--- start of Material supplied ---
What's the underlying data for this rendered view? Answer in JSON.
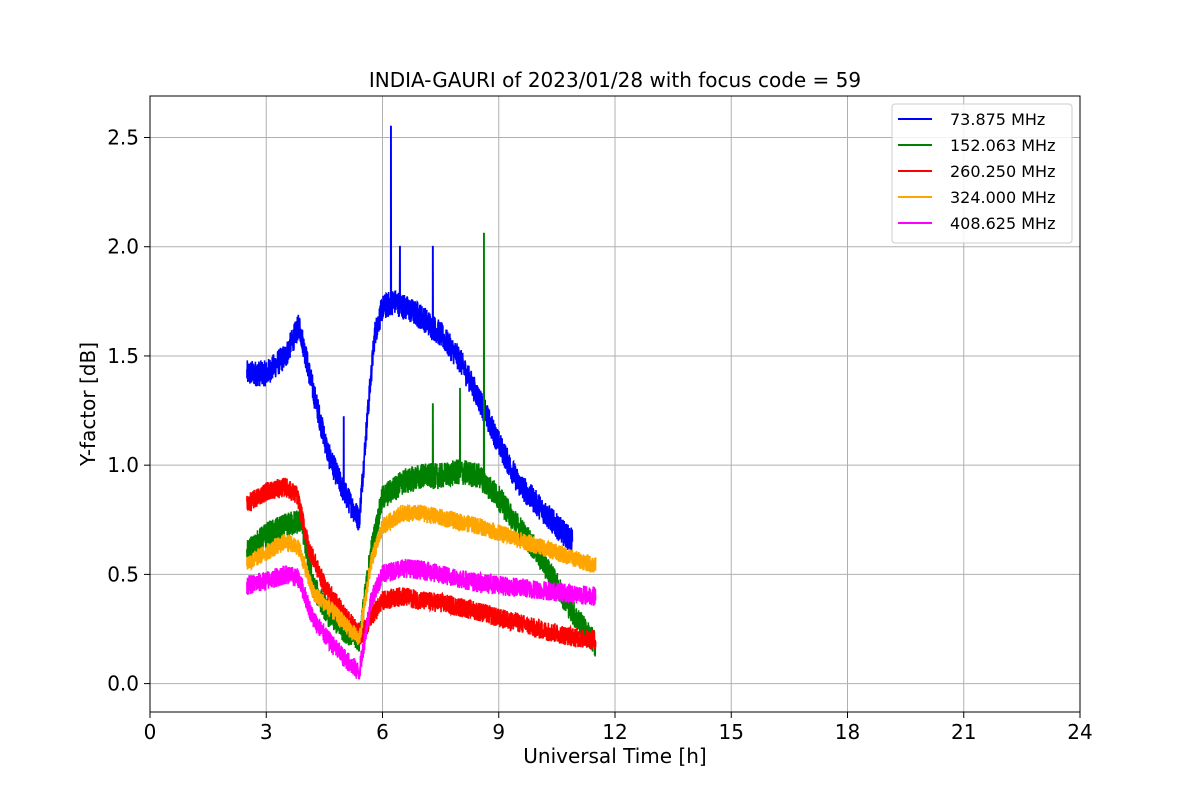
{
  "chart_data": {
    "type": "line",
    "title": "INDIA-GAURI of 2023/01/28 with focus code = 59",
    "xlabel": "Universal Time [h]",
    "ylabel": "Y-factor [dB]",
    "xlim": [
      0,
      24
    ],
    "ylim": [
      -0.13,
      2.69
    ],
    "xticks": [
      0,
      3,
      6,
      9,
      12,
      15,
      18,
      21,
      24
    ],
    "yticks": [
      0.0,
      0.5,
      1.0,
      1.5,
      2.0,
      2.5
    ],
    "xtick_labels": [
      "0",
      "3",
      "6",
      "9",
      "12",
      "15",
      "18",
      "21",
      "24"
    ],
    "ytick_labels": [
      "0.0",
      "0.5",
      "1.0",
      "1.5",
      "2.0",
      "2.5"
    ],
    "grid": true,
    "legend_position": "top-right",
    "series": [
      {
        "name": " 73.875 MHz",
        "color": "#0000ff",
        "x": [
          2.5,
          3.0,
          3.5,
          3.85,
          4.2,
          4.6,
          5.0,
          5.4,
          5.6,
          5.8,
          6.0,
          6.3,
          6.6,
          7.0,
          7.5,
          8.0,
          8.5,
          9.0,
          9.5,
          10.0,
          10.5,
          10.9
        ],
        "y": [
          1.42,
          1.42,
          1.5,
          1.64,
          1.35,
          1.05,
          0.88,
          0.75,
          1.2,
          1.6,
          1.72,
          1.75,
          1.72,
          1.68,
          1.6,
          1.48,
          1.3,
          1.1,
          0.92,
          0.82,
          0.72,
          0.65
        ],
        "noise": 0.06
      },
      {
        "name": "152.063 MHz",
        "color": "#008000",
        "x": [
          2.5,
          3.0,
          3.5,
          3.9,
          4.2,
          4.6,
          5.0,
          5.4,
          5.7,
          6.0,
          6.5,
          7.0,
          7.5,
          8.0,
          8.5,
          9.0,
          9.5,
          10.0,
          10.5,
          11.0,
          11.5
        ],
        "y": [
          0.6,
          0.68,
          0.72,
          0.75,
          0.45,
          0.32,
          0.25,
          0.2,
          0.6,
          0.85,
          0.92,
          0.95,
          0.95,
          0.97,
          0.95,
          0.85,
          0.72,
          0.6,
          0.45,
          0.3,
          0.18
        ],
        "noise": 0.06
      },
      {
        "name": "260.250 MHz",
        "color": "#ff0000",
        "x": [
          2.5,
          3.0,
          3.5,
          3.8,
          4.1,
          4.5,
          5.0,
          5.45,
          5.7,
          6.0,
          6.5,
          7.0,
          7.5,
          8.0,
          8.5,
          9.0,
          9.5,
          10.0,
          10.5,
          11.0,
          11.5
        ],
        "y": [
          0.82,
          0.88,
          0.9,
          0.86,
          0.62,
          0.45,
          0.32,
          0.22,
          0.3,
          0.38,
          0.4,
          0.38,
          0.37,
          0.35,
          0.33,
          0.3,
          0.28,
          0.25,
          0.23,
          0.21,
          0.2
        ],
        "noise": 0.045
      },
      {
        "name": "324.000 MHz",
        "color": "#ffa500",
        "x": [
          2.5,
          3.0,
          3.5,
          3.85,
          4.2,
          4.6,
          5.0,
          5.4,
          5.7,
          6.0,
          6.5,
          7.0,
          7.5,
          8.0,
          8.5,
          9.0,
          9.5,
          10.0,
          10.5,
          11.0,
          11.5
        ],
        "y": [
          0.55,
          0.6,
          0.65,
          0.62,
          0.42,
          0.35,
          0.28,
          0.2,
          0.55,
          0.72,
          0.78,
          0.78,
          0.76,
          0.74,
          0.72,
          0.69,
          0.66,
          0.63,
          0.6,
          0.57,
          0.54
        ],
        "noise": 0.04
      },
      {
        "name": "408.625 MHz",
        "color": "#ff00ff",
        "x": [
          2.5,
          3.0,
          3.5,
          3.85,
          4.2,
          4.6,
          5.0,
          5.4,
          5.7,
          6.0,
          6.5,
          7.0,
          7.5,
          8.0,
          8.5,
          9.0,
          9.5,
          10.0,
          10.5,
          11.0,
          11.5
        ],
        "y": [
          0.45,
          0.47,
          0.5,
          0.48,
          0.3,
          0.2,
          0.12,
          0.05,
          0.38,
          0.5,
          0.53,
          0.52,
          0.5,
          0.48,
          0.46,
          0.45,
          0.44,
          0.43,
          0.42,
          0.41,
          0.4
        ],
        "noise": 0.045
      }
    ],
    "spikes": [
      {
        "series": 0,
        "x": 6.22,
        "y": 2.55
      },
      {
        "series": 0,
        "x": 6.45,
        "y": 2.0
      },
      {
        "series": 0,
        "x": 7.3,
        "y": 2.0
      },
      {
        "series": 1,
        "x": 8.62,
        "y": 2.06
      },
      {
        "series": 1,
        "x": 8.0,
        "y": 1.35
      },
      {
        "series": 1,
        "x": 7.3,
        "y": 1.28
      },
      {
        "series": 0,
        "x": 5.0,
        "y": 1.22
      }
    ]
  }
}
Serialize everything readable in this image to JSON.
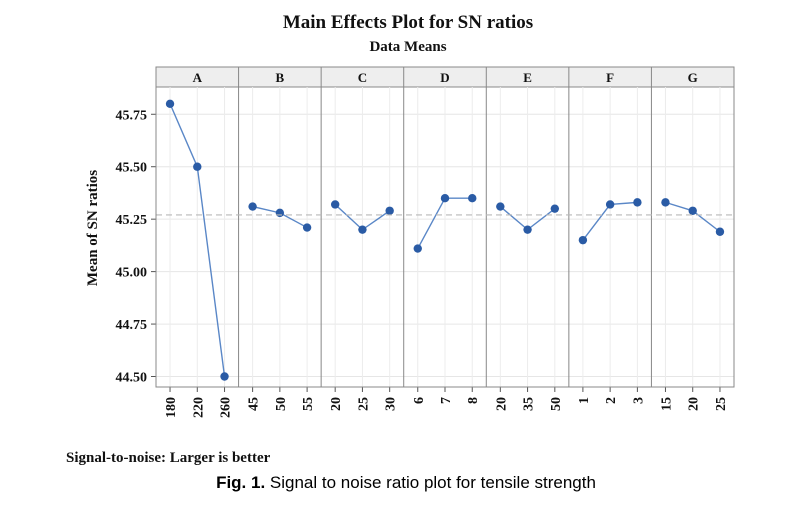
{
  "chart_data": {
    "type": "line",
    "title": "Main Effects Plot for SN ratios",
    "subtitle": "Data Means",
    "ylabel": "Mean of SN ratios",
    "ylim": [
      44.45,
      45.88
    ],
    "yticks": [
      "45.75",
      "45.50",
      "45.25",
      "45.00",
      "44.75",
      "44.50"
    ],
    "reference_line": 45.27,
    "marker_color": "#2a5ba5",
    "line_color": "#5a87c7",
    "panels": [
      {
        "label": "A",
        "levels": [
          "180",
          "220",
          "260"
        ],
        "values": [
          45.8,
          45.5,
          44.5
        ]
      },
      {
        "label": "B",
        "levels": [
          "45",
          "50",
          "55"
        ],
        "values": [
          45.31,
          45.28,
          45.21
        ]
      },
      {
        "label": "C",
        "levels": [
          "20",
          "25",
          "30"
        ],
        "values": [
          45.32,
          45.2,
          45.29
        ]
      },
      {
        "label": "D",
        "levels": [
          "6",
          "7",
          "8"
        ],
        "values": [
          45.11,
          45.35,
          45.35
        ]
      },
      {
        "label": "E",
        "levels": [
          "20",
          "35",
          "50"
        ],
        "values": [
          45.31,
          45.2,
          45.3
        ]
      },
      {
        "label": "F",
        "levels": [
          "1",
          "2",
          "3"
        ],
        "values": [
          45.15,
          45.32,
          45.33
        ]
      },
      {
        "label": "G",
        "levels": [
          "15",
          "20",
          "25"
        ],
        "values": [
          45.33,
          45.29,
          45.19
        ]
      }
    ],
    "grid": true
  },
  "footnote": "Signal-to-noise: Larger is better",
  "caption": {
    "label": "Fig. 1.",
    "text": " Signal to noise ratio plot for tensile strength"
  }
}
--- end of Material supplied ---
## Exercise
Take the listing above and print it exactly, apart from the pictures.

## Reply
What's the underlying data for this rendered view? Answer in JSON.
{
  "chart_data": {
    "type": "line",
    "title": "INDIA-GAURI of 2023/01/28 with focus code = 59",
    "xlabel": "Universal Time [h]",
    "ylabel": "Y-factor [dB]",
    "xlim": [
      0,
      24
    ],
    "ylim": [
      -0.13,
      2.69
    ],
    "xticks": [
      0,
      3,
      6,
      9,
      12,
      15,
      18,
      21,
      24
    ],
    "yticks": [
      0.0,
      0.5,
      1.0,
      1.5,
      2.0,
      2.5
    ],
    "xtick_labels": [
      "0",
      "3",
      "6",
      "9",
      "12",
      "15",
      "18",
      "21",
      "24"
    ],
    "ytick_labels": [
      "0.0",
      "0.5",
      "1.0",
      "1.5",
      "2.0",
      "2.5"
    ],
    "grid": true,
    "legend_position": "top-right",
    "series": [
      {
        "name": " 73.875 MHz",
        "color": "#0000ff",
        "x": [
          2.5,
          3.0,
          3.5,
          3.85,
          4.2,
          4.6,
          5.0,
          5.4,
          5.6,
          5.8,
          6.0,
          6.3,
          6.6,
          7.0,
          7.5,
          8.0,
          8.5,
          9.0,
          9.5,
          10.0,
          10.5,
          10.9
        ],
        "y": [
          1.42,
          1.42,
          1.5,
          1.64,
          1.35,
          1.05,
          0.88,
          0.75,
          1.2,
          1.6,
          1.72,
          1.75,
          1.72,
          1.68,
          1.6,
          1.48,
          1.3,
          1.1,
          0.92,
          0.82,
          0.72,
          0.65
        ],
        "noise": 0.06
      },
      {
        "name": "152.063 MHz",
        "color": "#008000",
        "x": [
          2.5,
          3.0,
          3.5,
          3.9,
          4.2,
          4.6,
          5.0,
          5.4,
          5.7,
          6.0,
          6.5,
          7.0,
          7.5,
          8.0,
          8.5,
          9.0,
          9.5,
          10.0,
          10.5,
          11.0,
          11.5
        ],
        "y": [
          0.6,
          0.68,
          0.72,
          0.75,
          0.45,
          0.32,
          0.25,
          0.2,
          0.6,
          0.85,
          0.92,
          0.95,
          0.95,
          0.97,
          0.95,
          0.85,
          0.72,
          0.6,
          0.45,
          0.3,
          0.18
        ],
        "noise": 0.06
      },
      {
        "name": "260.250 MHz",
        "color": "#ff0000",
        "x": [
          2.5,
          3.0,
          3.5,
          3.8,
          4.1,
          4.5,
          5.0,
          5.45,
          5.7,
          6.0,
          6.5,
          7.0,
          7.5,
          8.0,
          8.5,
          9.0,
          9.5,
          10.0,
          10.5,
          11.0,
          11.5
        ],
        "y": [
          0.82,
          0.88,
          0.9,
          0.86,
          0.62,
          0.45,
          0.32,
          0.22,
          0.3,
          0.38,
          0.4,
          0.38,
          0.37,
          0.35,
          0.33,
          0.3,
          0.28,
          0.25,
          0.23,
          0.21,
          0.2
        ],
        "noise": 0.045
      },
      {
        "name": "324.000 MHz",
        "color": "#ffa500",
        "x": [
          2.5,
          3.0,
          3.5,
          3.85,
          4.2,
          4.6,
          5.0,
          5.4,
          5.7,
          6.0,
          6.5,
          7.0,
          7.5,
          8.0,
          8.5,
          9.0,
          9.5,
          10.0,
          10.5,
          11.0,
          11.5
        ],
        "y": [
          0.55,
          0.6,
          0.65,
          0.62,
          0.42,
          0.35,
          0.28,
          0.2,
          0.55,
          0.72,
          0.78,
          0.78,
          0.76,
          0.74,
          0.72,
          0.69,
          0.66,
          0.63,
          0.6,
          0.57,
          0.54
        ],
        "noise": 0.04
      },
      {
        "name": "408.625 MHz",
        "color": "#ff00ff",
        "x": [
          2.5,
          3.0,
          3.5,
          3.85,
          4.2,
          4.6,
          5.0,
          5.4,
          5.7,
          6.0,
          6.5,
          7.0,
          7.5,
          8.0,
          8.5,
          9.0,
          9.5,
          10.0,
          10.5,
          11.0,
          11.5
        ],
        "y": [
          0.45,
          0.47,
          0.5,
          0.48,
          0.3,
          0.2,
          0.12,
          0.05,
          0.38,
          0.5,
          0.53,
          0.52,
          0.5,
          0.48,
          0.46,
          0.45,
          0.44,
          0.43,
          0.42,
          0.41,
          0.4
        ],
        "noise": 0.045
      }
    ],
    "spikes": [
      {
        "series": 0,
        "x": 6.22,
        "y": 2.55
      },
      {
        "series": 0,
        "x": 6.45,
        "y": 2.0
      },
      {
        "series": 0,
        "x": 7.3,
        "y": 2.0
      },
      {
        "series": 1,
        "x": 8.62,
        "y": 2.06
      },
      {
        "series": 1,
        "x": 8.0,
        "y": 1.35
      },
      {
        "series": 1,
        "x": 7.3,
        "y": 1.28
      },
      {
        "series": 0,
        "x": 5.0,
        "y": 1.22
      }
    ]
  }
}
Serialize everything readable in this image to JSON.
{
  "chart_data": {
    "type": "line",
    "title": "Main Effects Plot for SN ratios",
    "subtitle": "Data Means",
    "ylabel": "Mean of SN ratios",
    "ylim": [
      44.45,
      45.88
    ],
    "yticks": [
      "45.75",
      "45.50",
      "45.25",
      "45.00",
      "44.75",
      "44.50"
    ],
    "reference_line": 45.27,
    "marker_color": "#2a5ba5",
    "line_color": "#5a87c7",
    "panels": [
      {
        "label": "A",
        "levels": [
          "180",
          "220",
          "260"
        ],
        "values": [
          45.8,
          45.5,
          44.5
        ]
      },
      {
        "label": "B",
        "levels": [
          "45",
          "50",
          "55"
        ],
        "values": [
          45.31,
          45.28,
          45.21
        ]
      },
      {
        "label": "C",
        "levels": [
          "20",
          "25",
          "30"
        ],
        "values": [
          45.32,
          45.2,
          45.29
        ]
      },
      {
        "label": "D",
        "levels": [
          "6",
          "7",
          "8"
        ],
        "values": [
          45.11,
          45.35,
          45.35
        ]
      },
      {
        "label": "E",
        "levels": [
          "20",
          "35",
          "50"
        ],
        "values": [
          45.31,
          45.2,
          45.3
        ]
      },
      {
        "label": "F",
        "levels": [
          "1",
          "2",
          "3"
        ],
        "values": [
          45.15,
          45.32,
          45.33
        ]
      },
      {
        "label": "G",
        "levels": [
          "15",
          "20",
          "25"
        ],
        "values": [
          45.33,
          45.29,
          45.19
        ]
      }
    ],
    "grid": true
  },
  "footnote": "Signal-to-noise: Larger is better",
  "caption": {
    "label": "Fig. 1.",
    "text": " Signal to noise ratio plot for tensile strength"
  }
}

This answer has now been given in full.